**** MATERIAL FOR THIS TASK ****

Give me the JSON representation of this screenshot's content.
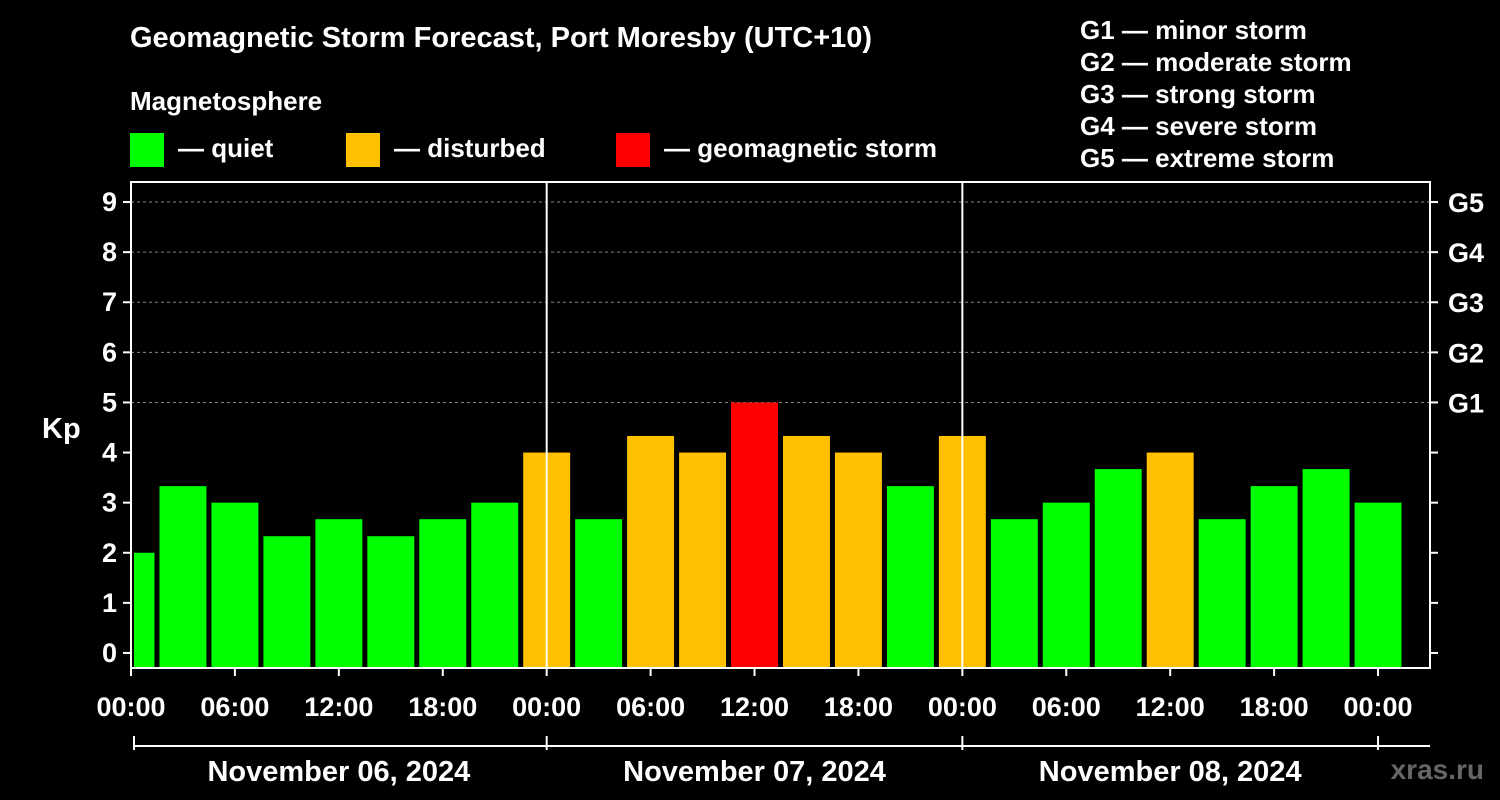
{
  "title": "Geomagnetic Storm Forecast, Port Moresby (UTC+10)",
  "subtitle": "Magnetosphere",
  "legend": [
    {
      "label": "— quiet",
      "color": "#00ff00"
    },
    {
      "label": "— disturbed",
      "color": "#ffc000"
    },
    {
      "label": "— geomagnetic storm",
      "color": "#ff0000"
    }
  ],
  "g_scale": [
    "G1 — minor storm",
    "G2 — moderate storm",
    "G3 — strong storm",
    "G4 — severe storm",
    "G5 — extreme storm"
  ],
  "watermark": "xras.ru",
  "colors": {
    "quiet": "#00ff00",
    "disturbed": "#ffc000",
    "storm": "#ff0000",
    "background": "#000000",
    "foreground": "#ffffff",
    "grid": "#888888"
  },
  "chart_data": {
    "type": "bar",
    "title": "Geomagnetic Storm Forecast, Port Moresby (UTC+10)",
    "ylabel": "Kp",
    "ylim": [
      -0.3,
      9.4
    ],
    "yticks": [
      0,
      1,
      2,
      3,
      4,
      5,
      6,
      7,
      8,
      9
    ],
    "right_axis_labels": [
      {
        "kp": 5,
        "label": "G1"
      },
      {
        "kp": 6,
        "label": "G2"
      },
      {
        "kp": 7,
        "label": "G3"
      },
      {
        "kp": 8,
        "label": "G4"
      },
      {
        "kp": 9,
        "label": "G5"
      }
    ],
    "grid": true,
    "x_tick_labels": [
      "00:00",
      "06:00",
      "12:00",
      "18:00",
      "00:00",
      "06:00",
      "12:00",
      "18:00",
      "00:00",
      "06:00",
      "12:00",
      "18:00",
      "00:00"
    ],
    "dates": [
      "November 06, 2024",
      "November 07, 2024",
      "November 08, 2024"
    ],
    "interval_hours": 3,
    "values": [
      2.0,
      3.33,
      3.0,
      2.33,
      2.67,
      2.33,
      2.67,
      3.0,
      4.0,
      2.67,
      4.33,
      4.0,
      5.0,
      4.33,
      4.0,
      3.33,
      4.33,
      2.67,
      3.0,
      3.67,
      4.0,
      2.67,
      3.33,
      3.67,
      3.0
    ],
    "categories": [
      "quiet",
      "quiet",
      "quiet",
      "quiet",
      "quiet",
      "quiet",
      "quiet",
      "quiet",
      "disturbed",
      "quiet",
      "disturbed",
      "disturbed",
      "storm",
      "disturbed",
      "disturbed",
      "quiet",
      "disturbed",
      "quiet",
      "quiet",
      "quiet",
      "disturbed",
      "quiet",
      "quiet",
      "quiet",
      "quiet"
    ]
  }
}
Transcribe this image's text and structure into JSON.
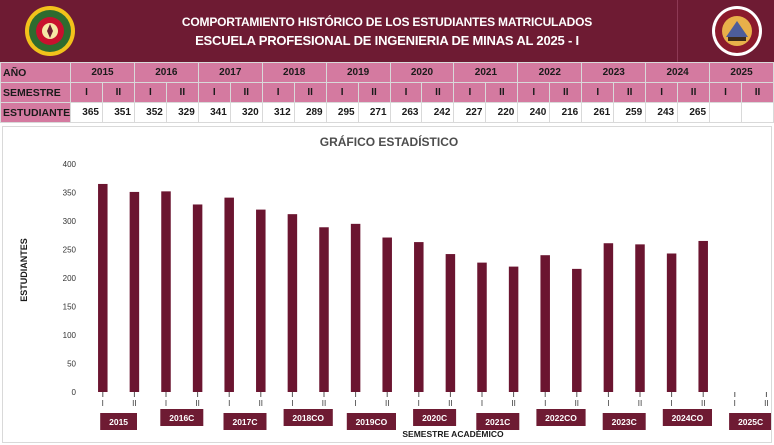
{
  "header": {
    "title_line1": "COMPORTAMIENTO HISTÓRICO DE LOS ESTUDIANTES MATRICULADOS",
    "title_line2": "ESCUELA PROFESIONAL DE INGENIERIA DE MINAS AL 2025 - I",
    "logo_left_icon": "university-seal-icon",
    "logo_right_icon": "mining-school-emblem-icon"
  },
  "table": {
    "year_label": "AÑO",
    "semester_label": "SEMESTRE",
    "students_label": "ESTUDIANTES",
    "years": [
      "2015",
      "2016",
      "2017",
      "2018",
      "2019",
      "2020",
      "2021",
      "2022",
      "2023",
      "2024",
      "2025"
    ],
    "semesters": [
      "I",
      "II",
      "I",
      "II",
      "I",
      "II",
      "I",
      "II",
      "I",
      "II",
      "I",
      "II",
      "I",
      "II",
      "I",
      "II",
      "I",
      "II",
      "I",
      "II",
      "I",
      "II"
    ],
    "students": [
      "365",
      "351",
      "352",
      "329",
      "341",
      "320",
      "312",
      "289",
      "295",
      "271",
      "263",
      "242",
      "227",
      "220",
      "240",
      "216",
      "261",
      "259",
      "243",
      "265",
      "",
      ""
    ]
  },
  "chart_data": {
    "type": "bar",
    "title": "GRÁFICO ESTADÍSTICO",
    "xlabel": "SEMESTRE ACADÉMICO",
    "ylabel": "ESTUDIANTES",
    "ylim": [
      0,
      400
    ],
    "yticks": [
      "0",
      "50",
      "100",
      "150",
      "200",
      "250",
      "300",
      "350",
      "400"
    ],
    "grid": false,
    "bar_color": "#6b1530",
    "categories": [
      "I",
      "II",
      "I",
      "II",
      "I",
      "II",
      "I",
      "II",
      "I",
      "II",
      "I",
      "II",
      "I",
      "II",
      "I",
      "II",
      "I",
      "II",
      "I",
      "II",
      "I",
      "II"
    ],
    "values": [
      365,
      351,
      352,
      329,
      341,
      320,
      312,
      289,
      295,
      271,
      263,
      242,
      227,
      220,
      240,
      216,
      261,
      259,
      243,
      265,
      null,
      null
    ],
    "group_labels": [
      "2015",
      "2016C",
      "2017C",
      "2018CO",
      "2019CO",
      "2020C",
      "2021C",
      "2022CO",
      "2023C",
      "2024CO",
      "2025C"
    ]
  }
}
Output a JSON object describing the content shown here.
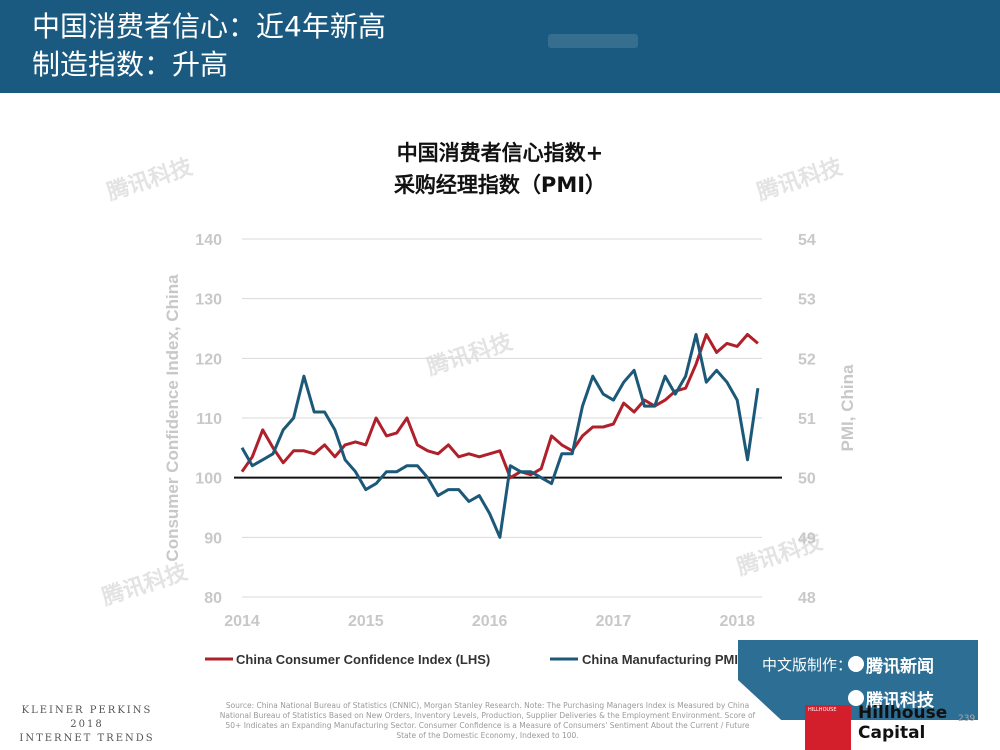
{
  "header": {
    "title_line1": "中国消费者信心：近4年新高",
    "title_line2": "制造指数：升高"
  },
  "chart_data": {
    "type": "line",
    "title_lines": [
      "中国消费者信心指数+",
      "采购经理指数（PMI）"
    ],
    "ylabel_left": "Consumer Confidence Index, China",
    "ylabel_right": "PMI, China",
    "ylim_left": [
      80,
      140
    ],
    "ylim_right": [
      48,
      54
    ],
    "yticks_left": [
      80,
      90,
      100,
      110,
      120,
      130,
      140
    ],
    "yticks_right": [
      48,
      49,
      50,
      51,
      52,
      53,
      54
    ],
    "xlim": [
      2014.0,
      2018.2
    ],
    "xticks": [
      2014,
      2015,
      2016,
      2017,
      2018
    ],
    "reference_line_left": 100,
    "grid": "horizontal",
    "legend_position": "bottom",
    "series": [
      {
        "name": "China Consumer Confidence Index (LHS)",
        "axis": "left",
        "color": "#b0202a",
        "x": [
          2014.0,
          2014.083,
          2014.167,
          2014.25,
          2014.333,
          2014.417,
          2014.5,
          2014.583,
          2014.667,
          2014.75,
          2014.833,
          2014.917,
          2015.0,
          2015.083,
          2015.167,
          2015.25,
          2015.333,
          2015.417,
          2015.5,
          2015.583,
          2015.667,
          2015.75,
          2015.833,
          2015.917,
          2016.0,
          2016.083,
          2016.167,
          2016.25,
          2016.333,
          2016.417,
          2016.5,
          2016.583,
          2016.667,
          2016.75,
          2016.833,
          2016.917,
          2017.0,
          2017.083,
          2017.167,
          2017.25,
          2017.333,
          2017.417,
          2017.5,
          2017.583,
          2017.667,
          2017.75,
          2017.833,
          2017.917,
          2018.0,
          2018.083,
          2018.167
        ],
        "values": [
          101,
          103.5,
          108,
          105,
          102.5,
          104.5,
          104.5,
          104,
          105.5,
          103.5,
          105.5,
          106,
          105.5,
          110,
          107,
          107.5,
          110,
          105.5,
          104.5,
          104,
          105.5,
          103.5,
          104,
          103.5,
          104,
          104.5,
          100,
          101,
          100.5,
          101.5,
          107,
          105.5,
          104.5,
          107,
          108.5,
          108.5,
          109,
          112.5,
          111,
          113,
          112,
          113,
          114.5,
          115,
          119,
          124,
          121,
          122.5,
          122,
          124,
          122.5
        ]
      },
      {
        "name": "China Manufacturing PMI (RHS)",
        "axis": "right",
        "color": "#1c5878",
        "x": [
          2014.0,
          2014.083,
          2014.167,
          2014.25,
          2014.333,
          2014.417,
          2014.5,
          2014.583,
          2014.667,
          2014.75,
          2014.833,
          2014.917,
          2015.0,
          2015.083,
          2015.167,
          2015.25,
          2015.333,
          2015.417,
          2015.5,
          2015.583,
          2015.667,
          2015.75,
          2015.833,
          2015.917,
          2016.0,
          2016.083,
          2016.167,
          2016.25,
          2016.333,
          2016.417,
          2016.5,
          2016.583,
          2016.667,
          2016.75,
          2016.833,
          2016.917,
          2017.0,
          2017.083,
          2017.167,
          2017.25,
          2017.333,
          2017.417,
          2017.5,
          2017.583,
          2017.667,
          2017.75,
          2017.833,
          2017.917,
          2018.0,
          2018.083,
          2018.167
        ],
        "values": [
          50.5,
          50.2,
          50.3,
          50.4,
          50.8,
          51.0,
          51.7,
          51.1,
          51.1,
          50.8,
          50.3,
          50.1,
          49.8,
          49.9,
          50.1,
          50.1,
          50.2,
          50.2,
          50.0,
          49.7,
          49.8,
          49.8,
          49.6,
          49.7,
          49.4,
          49.0,
          50.2,
          50.1,
          50.1,
          50.0,
          49.9,
          50.4,
          50.4,
          51.2,
          51.7,
          51.4,
          51.3,
          51.6,
          51.8,
          51.2,
          51.2,
          51.7,
          51.4,
          51.7,
          52.4,
          51.6,
          51.8,
          51.6,
          51.3,
          50.3,
          51.5
        ]
      }
    ]
  },
  "watermark": "腾讯科技",
  "footer": {
    "brand_lines": [
      "KLEINER PERKINS",
      "2018",
      "INTERNET TRENDS"
    ],
    "source": "Source: China National Bureau of Statistics (CNNIC), Morgan Stanley Research. Note: The Purchasing Managers Index is Measured by China National Bureau of Statistics Based on New Orders, Inventory Levels, Production, Supplier Deliveries & the Employment Environment. Score of 50+ Indicates an Expanding Manufacturing Sector. Consumer Confidence is a Measure of Consumers' Sentiment About the Current / Future State of the Domestic Economy, Indexed to 100.",
    "page_number": "239",
    "badge_prefix": "中文版制作：",
    "badge_line1": "腾讯新闻",
    "badge_line2": "腾讯科技",
    "hillhouse_small": "HILLHOUSE",
    "hillhouse_line1": "Hillhouse",
    "hillhouse_line2": "Capital"
  }
}
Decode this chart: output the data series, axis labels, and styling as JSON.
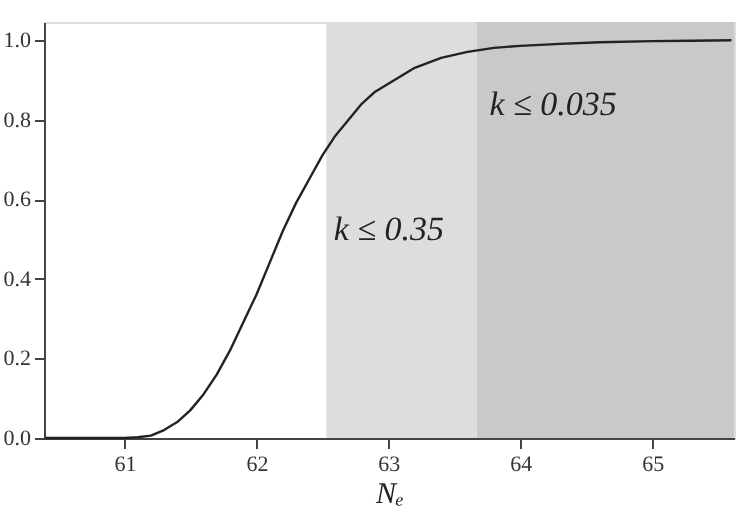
{
  "chart_data": {
    "type": "line",
    "xlabel": "Nₑ",
    "x": [
      60.4,
      60.8,
      61.0,
      61.1,
      61.2,
      61.3,
      61.4,
      61.5,
      61.6,
      61.7,
      61.8,
      61.9,
      62.0,
      62.1,
      62.2,
      62.3,
      62.4,
      62.5,
      62.6,
      62.7,
      62.8,
      62.9,
      63.0,
      63.2,
      63.4,
      63.6,
      63.8,
      64.0,
      64.3,
      64.6,
      65.0,
      65.3,
      65.6
    ],
    "series": [
      {
        "color": "#222222",
        "values": [
          0,
          0,
          0,
          0.002,
          0.006,
          0.02,
          0.04,
          0.07,
          0.11,
          0.16,
          0.22,
          0.29,
          0.36,
          0.44,
          0.52,
          0.59,
          0.65,
          0.71,
          0.76,
          0.8,
          0.84,
          0.87,
          0.89,
          0.93,
          0.955,
          0.97,
          0.98,
          0.985,
          0.99,
          0.994,
          0.997,
          0.998,
          0.999
        ]
      }
    ],
    "xlim": [
      60.39,
      65.62
    ],
    "xticks": [
      61,
      62,
      63,
      64,
      65
    ],
    "ylim": [
      0,
      1.045
    ],
    "yticks": [
      {
        "value": 0,
        "label": "0.0"
      },
      0.2,
      0.4,
      0.6,
      0.8,
      {
        "value": 1,
        "label": "1.0"
      }
    ],
    "bands": [
      {
        "axis": "x",
        "from": 62.53,
        "to": 63.67,
        "label": "k ≤ 0.35",
        "color": "#dcdddf"
      },
      {
        "axis": "x",
        "from": 63.67,
        "to": 65.62,
        "label": "k ≤ 0.035",
        "color": "#c8c9cb"
      }
    ],
    "grid": false,
    "marker": "none",
    "line_style": "solid"
  }
}
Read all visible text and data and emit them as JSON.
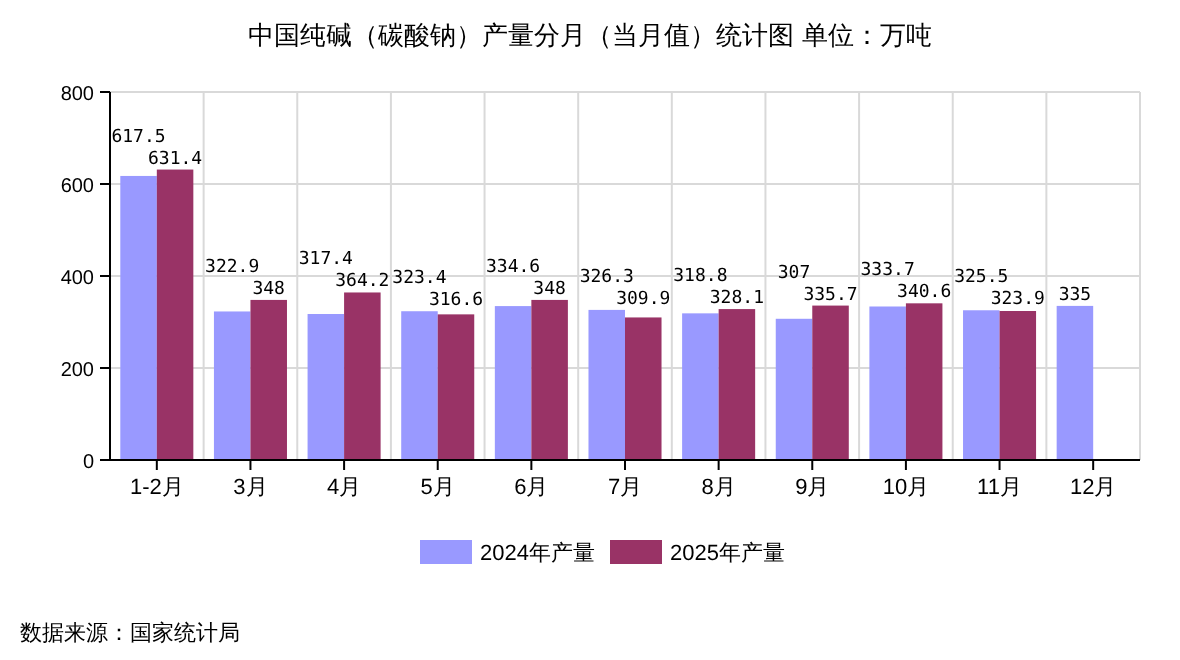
{
  "chart_data": {
    "type": "bar",
    "title": "中国纯碱（碳酸钠）产量分月（当月值）统计图 单位：万吨",
    "categories": [
      "1-2月",
      "3月",
      "4月",
      "5月",
      "6月",
      "7月",
      "8月",
      "9月",
      "10月",
      "11月",
      "12月"
    ],
    "series": [
      {
        "name": "2024年产量",
        "color": "#9999ff",
        "values": [
          617.5,
          322.9,
          317.4,
          323.4,
          334.6,
          326.3,
          318.8,
          307,
          333.7,
          325.5,
          335
        ]
      },
      {
        "name": "2025年产量",
        "color": "#993366",
        "values": [
          631.4,
          348,
          364.2,
          316.6,
          348,
          309.9,
          328.1,
          335.7,
          340.6,
          323.9,
          null
        ]
      }
    ],
    "ylim": [
      0,
      800
    ],
    "yticks": [
      0,
      200,
      400,
      600,
      800
    ],
    "grid": true,
    "legend": "bottom",
    "data_labels": true,
    "annotations": [
      "数据来源：国家统计局"
    ]
  }
}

****

* **DIRECTIONS FOR THIS TASK**: Out of the material above, gather each line where "SEMESTRE" appears.

* **RIGHT ANSWER**:
    "semester_label": "SEMESTRE",
    "xlabel": "SEMESTRE ACADÉMICO",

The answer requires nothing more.